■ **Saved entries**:
start

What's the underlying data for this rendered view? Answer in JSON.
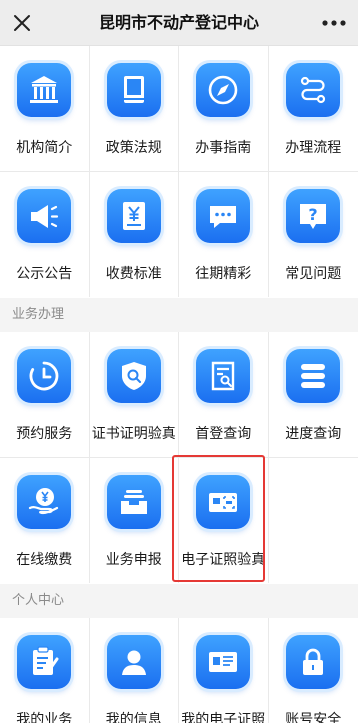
{
  "header": {
    "title": "昆明市不动产登记中心",
    "close_icon": "close-icon",
    "more_icon": "more-icon"
  },
  "grid1": {
    "items": [
      {
        "label": "机构简介",
        "icon": "institution-icon"
      },
      {
        "label": "政策法规",
        "icon": "book-icon"
      },
      {
        "label": "办事指南",
        "icon": "compass-icon"
      },
      {
        "label": "办理流程",
        "icon": "flow-icon"
      },
      {
        "label": "公示公告",
        "icon": "megaphone-icon"
      },
      {
        "label": "收费标准",
        "icon": "fee-icon"
      },
      {
        "label": "往期精彩",
        "icon": "message-icon"
      },
      {
        "label": "常见问题",
        "icon": "question-icon"
      }
    ]
  },
  "section_business": {
    "title": "业务办理",
    "items": [
      {
        "label": "预约服务",
        "icon": "clock-icon"
      },
      {
        "label": "证书证明验真",
        "icon": "shield-search-icon"
      },
      {
        "label": "首登查询",
        "icon": "document-search-icon"
      },
      {
        "label": "进度查询",
        "icon": "list-icon"
      },
      {
        "label": "在线缴费",
        "icon": "payment-icon"
      },
      {
        "label": "业务申报",
        "icon": "inbox-icon"
      },
      {
        "label": "电子证照验真",
        "icon": "card-scan-icon"
      }
    ]
  },
  "section_personal": {
    "title": "个人中心",
    "items": [
      {
        "label": "我的业务",
        "icon": "clipboard-icon"
      },
      {
        "label": "我的信息",
        "icon": "user-icon"
      },
      {
        "label": "我的电子证照",
        "icon": "id-card-icon"
      },
      {
        "label": "账号安全",
        "icon": "lock-icon"
      }
    ]
  },
  "colors": {
    "accent": "#1b6ff0",
    "highlight": "#e53935"
  }
}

end

■ **YOUR GOAL**:
Lines that hold "card" are the ones to copy; find all of them.

■ **SOLUTION TO THIS TASK**:
        "icon": "card-scan-icon"
        "icon": "id-card-icon"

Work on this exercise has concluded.